(Data items)
○ ○ ○ ○

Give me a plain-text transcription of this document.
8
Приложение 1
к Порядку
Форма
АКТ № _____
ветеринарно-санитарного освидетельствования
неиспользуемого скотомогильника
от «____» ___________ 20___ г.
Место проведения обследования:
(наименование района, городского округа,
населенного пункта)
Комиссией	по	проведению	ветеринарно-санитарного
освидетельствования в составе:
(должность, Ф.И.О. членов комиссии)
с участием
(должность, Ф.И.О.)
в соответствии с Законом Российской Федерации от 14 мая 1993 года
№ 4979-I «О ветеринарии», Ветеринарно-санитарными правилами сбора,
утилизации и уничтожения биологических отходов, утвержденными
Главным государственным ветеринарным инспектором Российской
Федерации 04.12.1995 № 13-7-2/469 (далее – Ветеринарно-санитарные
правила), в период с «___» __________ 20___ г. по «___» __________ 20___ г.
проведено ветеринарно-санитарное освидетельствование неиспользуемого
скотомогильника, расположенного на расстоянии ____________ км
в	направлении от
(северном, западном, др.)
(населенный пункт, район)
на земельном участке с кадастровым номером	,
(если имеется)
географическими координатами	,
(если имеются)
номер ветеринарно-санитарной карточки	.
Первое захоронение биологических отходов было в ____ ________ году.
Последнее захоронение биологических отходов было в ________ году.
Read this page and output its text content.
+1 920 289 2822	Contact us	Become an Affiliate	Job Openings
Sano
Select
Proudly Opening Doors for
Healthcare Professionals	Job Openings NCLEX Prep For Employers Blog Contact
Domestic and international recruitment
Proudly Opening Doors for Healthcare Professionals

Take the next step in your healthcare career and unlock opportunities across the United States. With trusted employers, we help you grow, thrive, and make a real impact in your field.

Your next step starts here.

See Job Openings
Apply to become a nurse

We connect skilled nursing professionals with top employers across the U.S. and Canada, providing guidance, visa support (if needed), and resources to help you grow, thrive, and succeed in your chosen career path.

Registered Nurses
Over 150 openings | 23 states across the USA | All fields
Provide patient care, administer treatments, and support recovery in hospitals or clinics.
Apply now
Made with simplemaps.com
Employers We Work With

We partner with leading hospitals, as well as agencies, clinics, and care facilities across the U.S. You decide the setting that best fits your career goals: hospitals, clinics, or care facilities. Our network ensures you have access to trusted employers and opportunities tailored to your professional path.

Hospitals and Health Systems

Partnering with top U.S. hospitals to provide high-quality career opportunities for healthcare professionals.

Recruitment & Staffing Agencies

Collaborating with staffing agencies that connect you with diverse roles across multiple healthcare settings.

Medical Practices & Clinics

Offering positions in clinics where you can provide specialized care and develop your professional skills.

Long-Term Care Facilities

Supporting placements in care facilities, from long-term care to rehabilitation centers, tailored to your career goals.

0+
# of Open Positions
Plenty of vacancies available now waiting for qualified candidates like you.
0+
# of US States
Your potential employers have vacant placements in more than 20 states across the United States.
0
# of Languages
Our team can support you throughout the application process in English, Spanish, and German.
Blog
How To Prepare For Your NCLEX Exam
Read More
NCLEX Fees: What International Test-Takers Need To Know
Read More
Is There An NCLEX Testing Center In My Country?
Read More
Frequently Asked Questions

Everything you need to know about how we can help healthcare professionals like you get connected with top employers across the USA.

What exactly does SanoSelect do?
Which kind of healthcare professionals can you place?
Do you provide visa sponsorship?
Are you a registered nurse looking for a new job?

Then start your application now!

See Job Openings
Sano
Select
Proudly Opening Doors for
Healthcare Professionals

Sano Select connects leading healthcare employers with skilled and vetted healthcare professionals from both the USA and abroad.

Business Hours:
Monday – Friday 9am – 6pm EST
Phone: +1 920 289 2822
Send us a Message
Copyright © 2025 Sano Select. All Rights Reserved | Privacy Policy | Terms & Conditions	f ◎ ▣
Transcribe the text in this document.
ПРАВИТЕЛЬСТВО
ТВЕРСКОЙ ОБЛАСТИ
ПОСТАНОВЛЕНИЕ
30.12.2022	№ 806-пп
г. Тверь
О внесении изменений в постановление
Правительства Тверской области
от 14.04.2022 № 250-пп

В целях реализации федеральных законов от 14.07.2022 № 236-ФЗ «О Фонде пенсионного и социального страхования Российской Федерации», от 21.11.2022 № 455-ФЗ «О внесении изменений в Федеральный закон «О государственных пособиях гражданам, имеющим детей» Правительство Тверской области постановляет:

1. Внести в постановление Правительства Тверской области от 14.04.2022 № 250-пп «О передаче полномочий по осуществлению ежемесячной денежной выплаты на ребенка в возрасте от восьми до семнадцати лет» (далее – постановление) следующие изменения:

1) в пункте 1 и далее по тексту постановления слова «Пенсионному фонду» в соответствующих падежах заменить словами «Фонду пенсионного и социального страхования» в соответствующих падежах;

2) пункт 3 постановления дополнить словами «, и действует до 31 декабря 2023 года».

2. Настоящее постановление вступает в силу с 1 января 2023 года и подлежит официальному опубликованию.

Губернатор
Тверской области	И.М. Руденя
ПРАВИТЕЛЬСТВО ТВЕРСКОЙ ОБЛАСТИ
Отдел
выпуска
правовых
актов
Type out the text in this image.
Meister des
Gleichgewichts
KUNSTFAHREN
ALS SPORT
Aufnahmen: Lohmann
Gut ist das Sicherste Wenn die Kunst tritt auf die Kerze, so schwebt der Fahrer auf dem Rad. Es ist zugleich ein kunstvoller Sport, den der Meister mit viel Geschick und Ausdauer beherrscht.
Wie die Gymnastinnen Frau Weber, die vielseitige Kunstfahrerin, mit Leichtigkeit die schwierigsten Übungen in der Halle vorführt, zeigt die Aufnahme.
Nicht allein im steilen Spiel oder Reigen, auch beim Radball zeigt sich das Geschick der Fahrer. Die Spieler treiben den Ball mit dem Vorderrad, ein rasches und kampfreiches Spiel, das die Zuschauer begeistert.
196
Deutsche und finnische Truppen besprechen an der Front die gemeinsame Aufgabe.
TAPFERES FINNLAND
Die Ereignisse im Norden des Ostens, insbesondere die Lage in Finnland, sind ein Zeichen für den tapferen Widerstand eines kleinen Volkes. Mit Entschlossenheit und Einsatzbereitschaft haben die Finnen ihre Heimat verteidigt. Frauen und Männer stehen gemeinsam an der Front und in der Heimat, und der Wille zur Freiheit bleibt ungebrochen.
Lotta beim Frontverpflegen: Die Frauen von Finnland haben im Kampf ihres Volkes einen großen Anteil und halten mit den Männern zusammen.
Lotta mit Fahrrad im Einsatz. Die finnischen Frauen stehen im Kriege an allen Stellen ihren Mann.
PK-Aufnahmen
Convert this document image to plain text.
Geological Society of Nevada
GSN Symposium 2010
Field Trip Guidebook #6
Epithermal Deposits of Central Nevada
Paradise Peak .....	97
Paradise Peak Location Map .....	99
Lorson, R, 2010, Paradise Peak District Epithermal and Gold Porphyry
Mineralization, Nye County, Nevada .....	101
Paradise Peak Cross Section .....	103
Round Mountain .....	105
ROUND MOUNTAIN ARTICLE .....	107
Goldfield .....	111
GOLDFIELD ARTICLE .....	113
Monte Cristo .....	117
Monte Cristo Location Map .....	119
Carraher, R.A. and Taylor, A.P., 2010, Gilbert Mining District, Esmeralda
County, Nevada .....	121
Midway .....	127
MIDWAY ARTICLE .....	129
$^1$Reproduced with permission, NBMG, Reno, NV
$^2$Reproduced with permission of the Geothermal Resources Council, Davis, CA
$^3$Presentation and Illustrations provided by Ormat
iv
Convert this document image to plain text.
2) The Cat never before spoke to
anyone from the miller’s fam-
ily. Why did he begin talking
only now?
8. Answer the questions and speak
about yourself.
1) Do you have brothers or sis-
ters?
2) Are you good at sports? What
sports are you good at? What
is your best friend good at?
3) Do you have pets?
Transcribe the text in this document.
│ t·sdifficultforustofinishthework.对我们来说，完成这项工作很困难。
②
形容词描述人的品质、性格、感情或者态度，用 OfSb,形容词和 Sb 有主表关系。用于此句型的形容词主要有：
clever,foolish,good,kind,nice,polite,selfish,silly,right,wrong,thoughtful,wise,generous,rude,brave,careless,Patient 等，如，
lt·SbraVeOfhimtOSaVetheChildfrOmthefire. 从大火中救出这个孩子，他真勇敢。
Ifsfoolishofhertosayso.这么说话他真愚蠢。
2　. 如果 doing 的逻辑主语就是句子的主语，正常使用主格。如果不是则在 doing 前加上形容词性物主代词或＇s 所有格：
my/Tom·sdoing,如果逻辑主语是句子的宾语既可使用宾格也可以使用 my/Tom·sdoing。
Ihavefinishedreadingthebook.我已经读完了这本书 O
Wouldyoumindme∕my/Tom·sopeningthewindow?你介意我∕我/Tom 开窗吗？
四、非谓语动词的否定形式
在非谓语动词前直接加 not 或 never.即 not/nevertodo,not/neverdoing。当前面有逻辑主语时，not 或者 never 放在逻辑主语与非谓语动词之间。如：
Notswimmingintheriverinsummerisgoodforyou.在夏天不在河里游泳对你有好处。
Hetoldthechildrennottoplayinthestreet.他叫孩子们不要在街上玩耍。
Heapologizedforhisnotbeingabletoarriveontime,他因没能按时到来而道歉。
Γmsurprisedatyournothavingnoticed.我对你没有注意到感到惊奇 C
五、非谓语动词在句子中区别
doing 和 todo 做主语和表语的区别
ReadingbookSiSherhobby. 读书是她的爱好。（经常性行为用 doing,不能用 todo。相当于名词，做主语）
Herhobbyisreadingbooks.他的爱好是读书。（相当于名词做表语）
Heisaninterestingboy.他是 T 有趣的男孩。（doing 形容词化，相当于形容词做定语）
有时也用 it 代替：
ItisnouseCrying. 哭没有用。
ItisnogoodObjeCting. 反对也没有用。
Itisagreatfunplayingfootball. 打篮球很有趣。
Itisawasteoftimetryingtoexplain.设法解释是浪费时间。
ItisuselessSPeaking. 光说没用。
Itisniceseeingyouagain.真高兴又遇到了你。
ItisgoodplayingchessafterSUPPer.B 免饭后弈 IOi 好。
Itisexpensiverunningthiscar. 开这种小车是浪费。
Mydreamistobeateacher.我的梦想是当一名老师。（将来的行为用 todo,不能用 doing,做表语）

○ ○ ○ ○

◆ **Instructions to follow**:
Find every line above that contains the word "like", and return each one.

◆ **Task answer**:
Plenty of vacancies available now waiting for qualified candidates like you.
Everything you need to know about how we can help healthcare professionals like you get connected with top employers across the USA.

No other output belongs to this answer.